* **Exercise instructions**: Would you set down every entry shown below, precisely as written?

Stored items from a collection
########################################
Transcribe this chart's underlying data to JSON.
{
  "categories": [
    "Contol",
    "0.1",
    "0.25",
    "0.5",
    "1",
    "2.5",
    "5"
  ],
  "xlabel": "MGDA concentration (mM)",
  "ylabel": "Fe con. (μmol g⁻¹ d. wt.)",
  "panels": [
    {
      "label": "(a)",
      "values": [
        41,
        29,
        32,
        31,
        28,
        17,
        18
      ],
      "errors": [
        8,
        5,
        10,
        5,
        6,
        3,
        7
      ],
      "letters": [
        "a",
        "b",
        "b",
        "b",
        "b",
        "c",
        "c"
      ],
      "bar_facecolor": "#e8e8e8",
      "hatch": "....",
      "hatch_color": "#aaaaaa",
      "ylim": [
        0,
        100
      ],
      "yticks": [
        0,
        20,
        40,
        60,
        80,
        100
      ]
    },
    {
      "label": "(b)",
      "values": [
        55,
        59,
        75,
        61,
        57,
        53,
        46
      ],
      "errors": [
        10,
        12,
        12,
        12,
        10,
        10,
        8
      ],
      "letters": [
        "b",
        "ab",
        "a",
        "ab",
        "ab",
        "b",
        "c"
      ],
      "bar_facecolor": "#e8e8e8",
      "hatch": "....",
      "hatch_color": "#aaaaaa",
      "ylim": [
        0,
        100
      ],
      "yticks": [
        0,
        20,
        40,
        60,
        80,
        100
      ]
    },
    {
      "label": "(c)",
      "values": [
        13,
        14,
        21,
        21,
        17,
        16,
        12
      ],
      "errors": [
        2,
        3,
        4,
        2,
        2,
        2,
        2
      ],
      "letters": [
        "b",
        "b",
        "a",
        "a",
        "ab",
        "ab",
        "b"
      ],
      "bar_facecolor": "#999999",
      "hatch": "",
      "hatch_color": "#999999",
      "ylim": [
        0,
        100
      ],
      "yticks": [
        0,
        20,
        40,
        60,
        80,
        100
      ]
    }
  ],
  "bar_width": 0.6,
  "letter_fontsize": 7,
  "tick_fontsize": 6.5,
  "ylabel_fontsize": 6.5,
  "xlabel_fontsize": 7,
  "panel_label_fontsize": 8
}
########################################
* **Solved exercise**:
Transcribe this chart's underlying data to JSON.
{
  "categories": [
    "Contol",
    "0.1",
    "0.25",
    "0.5",
    "1",
    "2.5",
    "5"
  ],
  "xlabel": "MGDA concentration (mM)",
  "ylabel": "Fe con. (μmol g⁻¹ d. wt.)",
  "panels": [
    {
      "label": "(a)",
      "values": [
        41,
        29,
        32,
        31,
        28,
        17,
        18
      ],
      "errors": [
        8,
        5,
        10,
        5,
        6,
        3,
        7
      ],
      "letters": [
        "a",
        "b",
        "b",
        "b",
        "b",
        "c",
        "c"
      ],
      "bar_facecolor": "#e8e8e8",
      "hatch": "....",
      "hatch_color": "#aaaaaa",
      "ylim": [
        0,
        100
      ],
      "yticks": [
        0,
        20,
        40,
        60,
        80,
        100
      ]
    },
    {
      "label": "(b)",
      "values": [
        55,
        59,
        75,
        61,
        57,
        53,
        46
      ],
      "errors": [
        10,
        12,
        12,
        12,
        10,
        10,
        8
      ],
      "letters": [
        "b",
        "ab",
        "a",
        "ab",
        "ab",
        "b",
        "c"
      ],
      "bar_facecolor": "#e8e8e8",
      "hatch": "....",
      "hatch_color": "#aaaaaa",
      "ylim": [
        0,
        100
      ],
      "yticks": [
        0,
        20,
        40,
        60,
        80,
        100
      ]
    },
    {
      "label": "(c)",
      "values": [
        13,
        14,
        21,
        21,
        17,
        16,
        12
      ],
      "errors": [
        2,
        3,
        4,
        2,
        2,
        2,
        2
      ],
      "letters": [
        "b",
        "b",
        "a",
        "a",
        "ab",
        "ab",
        "b"
      ],
      "bar_facecolor": "#999999",
      "hatch": "",
      "hatch_color": "#999999",
      "ylim": [
        0,
        100
      ],
      "yticks": [
        0,
        20,
        40,
        60,
        80,
        100
      ]
    }
  ],
  "bar_width": 0.6,
  "letter_fontsize": 7,
  "tick_fontsize": 6.5,
  "ylabel_fontsize": 6.5,
  "xlabel_fontsize": 7,
  "panel_label_fontsize": 8
}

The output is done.